Show only lines that include "course".

-- Begin Records --

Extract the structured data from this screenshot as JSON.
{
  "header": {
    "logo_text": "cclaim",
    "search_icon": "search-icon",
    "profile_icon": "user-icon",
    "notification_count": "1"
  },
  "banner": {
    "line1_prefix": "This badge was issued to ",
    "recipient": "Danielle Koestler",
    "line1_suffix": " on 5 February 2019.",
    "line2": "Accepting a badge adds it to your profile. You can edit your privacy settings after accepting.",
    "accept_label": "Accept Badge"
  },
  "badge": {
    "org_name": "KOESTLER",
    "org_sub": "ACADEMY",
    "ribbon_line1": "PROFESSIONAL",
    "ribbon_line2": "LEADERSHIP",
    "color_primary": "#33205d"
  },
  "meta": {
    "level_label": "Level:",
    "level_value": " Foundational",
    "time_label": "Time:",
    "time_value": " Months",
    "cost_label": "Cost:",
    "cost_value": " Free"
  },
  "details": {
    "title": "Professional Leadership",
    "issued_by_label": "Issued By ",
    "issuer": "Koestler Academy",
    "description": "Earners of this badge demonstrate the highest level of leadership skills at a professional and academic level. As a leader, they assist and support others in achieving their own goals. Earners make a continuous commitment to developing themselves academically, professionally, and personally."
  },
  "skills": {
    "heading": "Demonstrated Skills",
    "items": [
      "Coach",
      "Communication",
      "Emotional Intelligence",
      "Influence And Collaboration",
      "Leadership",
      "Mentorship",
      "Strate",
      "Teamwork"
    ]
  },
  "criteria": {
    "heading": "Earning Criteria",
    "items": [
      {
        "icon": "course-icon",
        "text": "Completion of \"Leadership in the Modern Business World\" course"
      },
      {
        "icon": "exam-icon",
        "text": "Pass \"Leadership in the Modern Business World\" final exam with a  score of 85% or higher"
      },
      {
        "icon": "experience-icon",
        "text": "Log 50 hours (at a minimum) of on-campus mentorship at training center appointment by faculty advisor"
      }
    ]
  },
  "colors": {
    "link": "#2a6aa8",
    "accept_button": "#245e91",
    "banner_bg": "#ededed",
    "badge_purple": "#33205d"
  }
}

-- End Records --

* Written reply
        "icon": "course-icon",
        "text": "Completion of \"Leadership in the Modern Business World\" course"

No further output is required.